* **What this task involves**: Type every record exactly as it appears.
***** Extracted material *****
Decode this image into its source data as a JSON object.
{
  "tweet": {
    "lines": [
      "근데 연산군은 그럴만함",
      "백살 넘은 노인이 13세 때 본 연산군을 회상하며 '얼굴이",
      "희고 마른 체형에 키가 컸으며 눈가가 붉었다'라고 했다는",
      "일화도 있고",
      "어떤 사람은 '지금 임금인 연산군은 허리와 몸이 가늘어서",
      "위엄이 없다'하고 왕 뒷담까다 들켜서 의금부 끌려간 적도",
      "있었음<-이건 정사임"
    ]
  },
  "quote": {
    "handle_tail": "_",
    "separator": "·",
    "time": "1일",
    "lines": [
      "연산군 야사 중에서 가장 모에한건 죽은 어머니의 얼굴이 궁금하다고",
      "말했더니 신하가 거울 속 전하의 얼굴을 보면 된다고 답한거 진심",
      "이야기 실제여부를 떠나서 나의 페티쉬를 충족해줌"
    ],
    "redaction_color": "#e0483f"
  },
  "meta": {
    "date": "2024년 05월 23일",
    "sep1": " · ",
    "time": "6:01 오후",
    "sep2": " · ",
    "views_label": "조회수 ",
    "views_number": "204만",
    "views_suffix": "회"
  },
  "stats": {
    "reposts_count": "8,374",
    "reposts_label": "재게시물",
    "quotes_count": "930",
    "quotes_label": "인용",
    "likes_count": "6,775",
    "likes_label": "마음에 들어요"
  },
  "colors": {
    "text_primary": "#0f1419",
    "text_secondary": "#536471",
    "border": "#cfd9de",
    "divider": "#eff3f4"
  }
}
*****
* **Complete response**:
Decode this image into its source data as a JSON object.
{
  "tweet": {
    "lines": [
      "근데 연산군은 그럴만함",
      "백살 넘은 노인이 13세 때 본 연산군을 회상하며 '얼굴이",
      "희고 마른 체형에 키가 컸으며 눈가가 붉었다'라고 했다는",
      "일화도 있고",
      "어떤 사람은 '지금 임금인 연산군은 허리와 몸이 가늘어서",
      "위엄이 없다'하고 왕 뒷담까다 들켜서 의금부 끌려간 적도",
      "있었음<-이건 정사임"
    ]
  },
  "quote": {
    "handle_tail": "_",
    "separator": "·",
    "time": "1일",
    "lines": [
      "연산군 야사 중에서 가장 모에한건 죽은 어머니의 얼굴이 궁금하다고",
      "말했더니 신하가 거울 속 전하의 얼굴을 보면 된다고 답한거 진심",
      "이야기 실제여부를 떠나서 나의 페티쉬를 충족해줌"
    ],
    "redaction_color": "#e0483f"
  },
  "meta": {
    "date": "2024년 05월 23일",
    "sep1": " · ",
    "time": "6:01 오후",
    "sep2": " · ",
    "views_label": "조회수 ",
    "views_number": "204만",
    "views_suffix": "회"
  },
  "stats": {
    "reposts_count": "8,374",
    "reposts_label": "재게시물",
    "quotes_count": "930",
    "quotes_label": "인용",
    "likes_count": "6,775",
    "likes_label": "마음에 들어요"
  },
  "colors": {
    "text_primary": "#0f1419",
    "text_secondary": "#536471",
    "border": "#cfd9de",
    "divider": "#eff3f4"
  }
}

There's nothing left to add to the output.